** start Source material **

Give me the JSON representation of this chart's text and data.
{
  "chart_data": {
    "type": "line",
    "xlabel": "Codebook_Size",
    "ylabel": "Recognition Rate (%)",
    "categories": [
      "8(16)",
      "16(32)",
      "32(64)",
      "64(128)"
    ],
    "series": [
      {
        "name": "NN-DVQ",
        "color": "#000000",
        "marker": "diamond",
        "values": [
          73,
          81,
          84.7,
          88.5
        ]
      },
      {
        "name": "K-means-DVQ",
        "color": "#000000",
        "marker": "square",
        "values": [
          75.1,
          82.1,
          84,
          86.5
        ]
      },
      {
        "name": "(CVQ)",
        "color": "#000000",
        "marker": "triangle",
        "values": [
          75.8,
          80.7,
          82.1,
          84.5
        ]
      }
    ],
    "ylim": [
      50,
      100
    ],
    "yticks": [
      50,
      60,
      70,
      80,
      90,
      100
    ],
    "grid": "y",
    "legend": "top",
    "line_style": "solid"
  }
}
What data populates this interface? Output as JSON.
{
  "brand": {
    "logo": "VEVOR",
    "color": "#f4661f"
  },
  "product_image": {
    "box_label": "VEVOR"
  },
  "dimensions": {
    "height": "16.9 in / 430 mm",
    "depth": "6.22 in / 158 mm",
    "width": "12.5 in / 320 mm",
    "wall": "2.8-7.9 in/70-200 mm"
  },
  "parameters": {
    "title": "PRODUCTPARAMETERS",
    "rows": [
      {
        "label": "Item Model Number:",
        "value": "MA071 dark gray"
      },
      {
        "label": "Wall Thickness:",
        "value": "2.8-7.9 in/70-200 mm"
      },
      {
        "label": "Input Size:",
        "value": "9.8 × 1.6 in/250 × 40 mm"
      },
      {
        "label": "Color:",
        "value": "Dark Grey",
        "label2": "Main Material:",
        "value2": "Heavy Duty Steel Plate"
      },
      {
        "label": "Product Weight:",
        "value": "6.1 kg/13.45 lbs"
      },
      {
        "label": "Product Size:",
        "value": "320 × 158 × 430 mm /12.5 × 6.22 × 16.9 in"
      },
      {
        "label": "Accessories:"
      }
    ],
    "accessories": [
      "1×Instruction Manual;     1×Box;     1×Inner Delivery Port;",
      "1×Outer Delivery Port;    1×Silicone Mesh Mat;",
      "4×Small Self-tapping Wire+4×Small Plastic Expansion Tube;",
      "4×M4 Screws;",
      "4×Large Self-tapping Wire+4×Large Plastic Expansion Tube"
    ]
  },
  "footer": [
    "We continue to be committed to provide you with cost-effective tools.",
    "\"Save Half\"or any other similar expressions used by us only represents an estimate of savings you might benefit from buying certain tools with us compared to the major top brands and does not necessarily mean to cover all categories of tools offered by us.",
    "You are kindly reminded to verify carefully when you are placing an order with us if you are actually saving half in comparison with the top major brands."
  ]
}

** end Source material **

Task brief:
Word for word, extract all the records.

Full answer:
Give me the JSON representation of this chart's text and data.
{
  "chart_data": {
    "type": "line",
    "xlabel": "Codebook_Size",
    "ylabel": "Recognition Rate (%)",
    "categories": [
      "8(16)",
      "16(32)",
      "32(64)",
      "64(128)"
    ],
    "series": [
      {
        "name": "NN-DVQ",
        "color": "#000000",
        "marker": "diamond",
        "values": [
          73,
          81,
          84.7,
          88.5
        ]
      },
      {
        "name": "K-means-DVQ",
        "color": "#000000",
        "marker": "square",
        "values": [
          75.1,
          82.1,
          84,
          86.5
        ]
      },
      {
        "name": "(CVQ)",
        "color": "#000000",
        "marker": "triangle",
        "values": [
          75.8,
          80.7,
          82.1,
          84.5
        ]
      }
    ],
    "ylim": [
      50,
      100
    ],
    "yticks": [
      50,
      60,
      70,
      80,
      90,
      100
    ],
    "grid": "y",
    "legend": "top",
    "line_style": "solid"
  }
}
What data populates this interface? Output as JSON.
{
  "brand": {
    "logo": "VEVOR",
    "color": "#f4661f"
  },
  "product_image": {
    "box_label": "VEVOR"
  },
  "dimensions": {
    "height": "16.9 in / 430 mm",
    "depth": "6.22 in / 158 mm",
    "width": "12.5 in / 320 mm",
    "wall": "2.8-7.9 in/70-200 mm"
  },
  "parameters": {
    "title": "PRODUCTPARAMETERS",
    "rows": [
      {
        "label": "Item Model Number:",
        "value": "MA071 dark gray"
      },
      {
        "label": "Wall Thickness:",
        "value": "2.8-7.9 in/70-200 mm"
      },
      {
        "label": "Input Size:",
        "value": "9.8 × 1.6 in/250 × 40 mm"
      },
      {
        "label": "Color:",
        "value": "Dark Grey",
        "label2": "Main Material:",
        "value2": "Heavy Duty Steel Plate"
      },
      {
        "label": "Product Weight:",
        "value": "6.1 kg/13.45 lbs"
      },
      {
        "label": "Product Size:",
        "value": "320 × 158 × 430 mm /12.5 × 6.22 × 16.9 in"
      },
      {
        "label": "Accessories:"
      }
    ],
    "accessories": [
      "1×Instruction Manual;     1×Box;     1×Inner Delivery Port;",
      "1×Outer Delivery Port;    1×Silicone Mesh Mat;",
      "4×Small Self-tapping Wire+4×Small Plastic Expansion Tube;",
      "4×M4 Screws;",
      "4×Large Self-tapping Wire+4×Large Plastic Expansion Tube"
    ]
  },
  "footer": [
    "We continue to be committed to provide you with cost-effective tools.",
    "\"Save Half\"or any other similar expressions used by us only represents an estimate of savings you might benefit from buying certain tools with us compared to the major top brands and does not necessarily mean to cover all categories of tools offered by us.",
    "You are kindly reminded to verify carefully when you are placing an order with us if you are actually saving half in comparison with the top major brands."
  ]
}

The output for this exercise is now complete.